» Requirements
Could you transcribe every record below exactly as written, leaving out any pictures?

» Data to process
= = = = =
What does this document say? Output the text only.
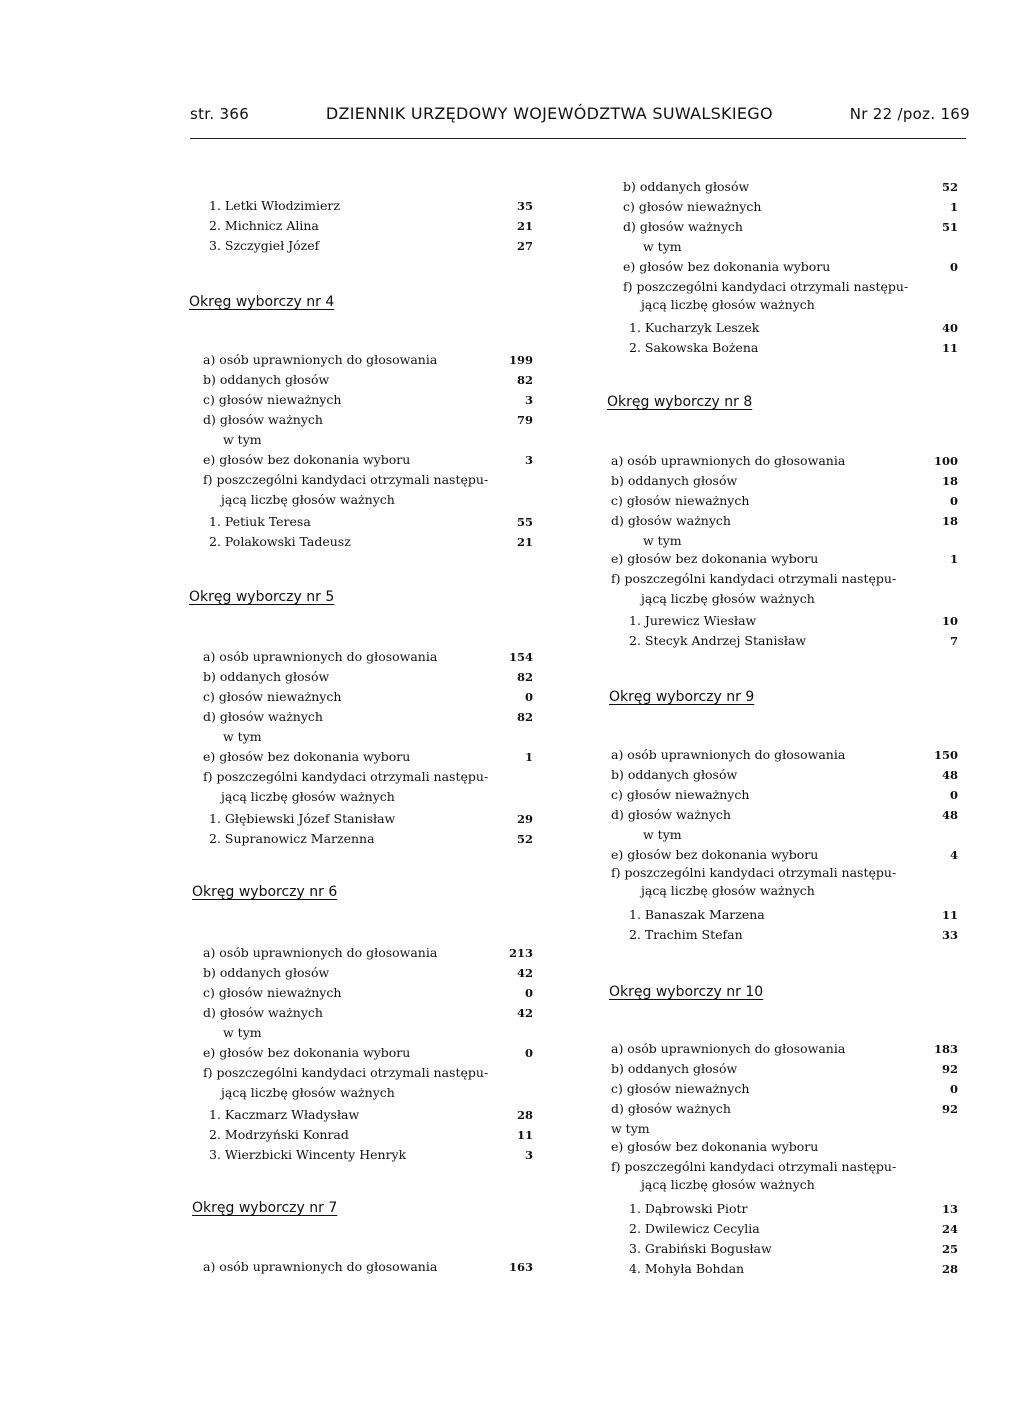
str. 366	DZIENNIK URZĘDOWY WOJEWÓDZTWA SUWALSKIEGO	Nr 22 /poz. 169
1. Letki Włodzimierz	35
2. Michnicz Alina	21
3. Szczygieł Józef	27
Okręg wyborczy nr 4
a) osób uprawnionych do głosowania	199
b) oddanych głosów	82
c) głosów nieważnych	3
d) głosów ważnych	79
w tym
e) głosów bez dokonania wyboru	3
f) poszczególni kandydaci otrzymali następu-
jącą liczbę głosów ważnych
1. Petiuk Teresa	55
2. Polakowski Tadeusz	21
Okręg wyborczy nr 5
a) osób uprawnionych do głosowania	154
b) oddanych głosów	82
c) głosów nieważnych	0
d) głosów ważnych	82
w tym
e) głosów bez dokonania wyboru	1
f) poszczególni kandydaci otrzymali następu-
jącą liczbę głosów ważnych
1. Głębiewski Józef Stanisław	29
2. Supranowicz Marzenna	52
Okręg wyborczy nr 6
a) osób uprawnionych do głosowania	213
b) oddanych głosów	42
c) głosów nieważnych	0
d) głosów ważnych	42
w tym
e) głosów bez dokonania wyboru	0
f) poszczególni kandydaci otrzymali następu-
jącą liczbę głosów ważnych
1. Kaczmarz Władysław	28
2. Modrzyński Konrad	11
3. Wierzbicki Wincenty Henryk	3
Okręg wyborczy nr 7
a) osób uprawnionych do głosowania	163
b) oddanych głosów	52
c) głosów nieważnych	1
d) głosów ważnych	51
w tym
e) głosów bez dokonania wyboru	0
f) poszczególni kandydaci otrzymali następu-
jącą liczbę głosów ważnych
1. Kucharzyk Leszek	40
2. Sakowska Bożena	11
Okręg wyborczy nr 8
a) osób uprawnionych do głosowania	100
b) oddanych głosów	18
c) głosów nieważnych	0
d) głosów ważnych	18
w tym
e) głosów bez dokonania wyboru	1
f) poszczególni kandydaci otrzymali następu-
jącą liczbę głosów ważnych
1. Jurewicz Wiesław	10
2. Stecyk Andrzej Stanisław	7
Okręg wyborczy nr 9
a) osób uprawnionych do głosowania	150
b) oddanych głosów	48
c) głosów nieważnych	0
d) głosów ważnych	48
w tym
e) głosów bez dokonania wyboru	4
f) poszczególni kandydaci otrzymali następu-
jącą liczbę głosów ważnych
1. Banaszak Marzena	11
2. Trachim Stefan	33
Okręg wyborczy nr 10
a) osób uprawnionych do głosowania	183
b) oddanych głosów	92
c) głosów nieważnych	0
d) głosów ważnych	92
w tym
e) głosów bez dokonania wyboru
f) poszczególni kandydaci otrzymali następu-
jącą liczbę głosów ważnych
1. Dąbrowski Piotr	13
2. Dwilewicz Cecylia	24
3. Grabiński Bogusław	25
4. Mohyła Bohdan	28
= = = = =
» The result
What does this document say? Output the text only.
str. 366	DZIENNIK URZĘDOWY WOJEWÓDZTWA SUWALSKIEGO	Nr 22 /poz. 169
1. Letki Włodzimierz	35
2. Michnicz Alina	21
3. Szczygieł Józef	27
Okręg wyborczy nr 4
a) osób uprawnionych do głosowania	199
b) oddanych głosów	82
c) głosów nieważnych	3
d) głosów ważnych	79
w tym
e) głosów bez dokonania wyboru	3
f) poszczególni kandydaci otrzymali następu-
jącą liczbę głosów ważnych
1. Petiuk Teresa	55
2. Polakowski Tadeusz	21
Okręg wyborczy nr 5
a) osób uprawnionych do głosowania	154
b) oddanych głosów	82
c) głosów nieważnych	0
d) głosów ważnych	82
w tym
e) głosów bez dokonania wyboru	1
f) poszczególni kandydaci otrzymali następu-
jącą liczbę głosów ważnych
1. Głębiewski Józef Stanisław	29
2. Supranowicz Marzenna	52
Okręg wyborczy nr 6
a) osób uprawnionych do głosowania	213
b) oddanych głosów	42
c) głosów nieważnych	0
d) głosów ważnych	42
w tym
e) głosów bez dokonania wyboru	0
f) poszczególni kandydaci otrzymali następu-
jącą liczbę głosów ważnych
1. Kaczmarz Władysław	28
2. Modrzyński Konrad	11
3. Wierzbicki Wincenty Henryk	3
Okręg wyborczy nr 7
a) osób uprawnionych do głosowania	163
b) oddanych głosów	52
c) głosów nieważnych	1
d) głosów ważnych	51
w tym
e) głosów bez dokonania wyboru	0
f) poszczególni kandydaci otrzymali następu-
jącą liczbę głosów ważnych
1. Kucharzyk Leszek	40
2. Sakowska Bożena	11
Okręg wyborczy nr 8
a) osób uprawnionych do głosowania	100
b) oddanych głosów	18
c) głosów nieważnych	0
d) głosów ważnych	18
w tym
e) głosów bez dokonania wyboru	1
f) poszczególni kandydaci otrzymali następu-
jącą liczbę głosów ważnych
1. Jurewicz Wiesław	10
2. Stecyk Andrzej Stanisław	7
Okręg wyborczy nr 9
a) osób uprawnionych do głosowania	150
b) oddanych głosów	48
c) głosów nieważnych	0
d) głosów ważnych	48
w tym
e) głosów bez dokonania wyboru	4
f) poszczególni kandydaci otrzymali następu-
jącą liczbę głosów ważnych
1. Banaszak Marzena	11
2. Trachim Stefan	33
Okręg wyborczy nr 10
a) osób uprawnionych do głosowania	183
b) oddanych głosów	92
c) głosów nieważnych	0
d) głosów ważnych	92
w tym
e) głosów bez dokonania wyboru
f) poszczególni kandydaci otrzymali następu-
jącą liczbę głosów ważnych
1. Dąbrowski Piotr	13
2. Dwilewicz Cecylia	24
3. Grabiński Bogusław	25
4. Mohyła Bohdan	28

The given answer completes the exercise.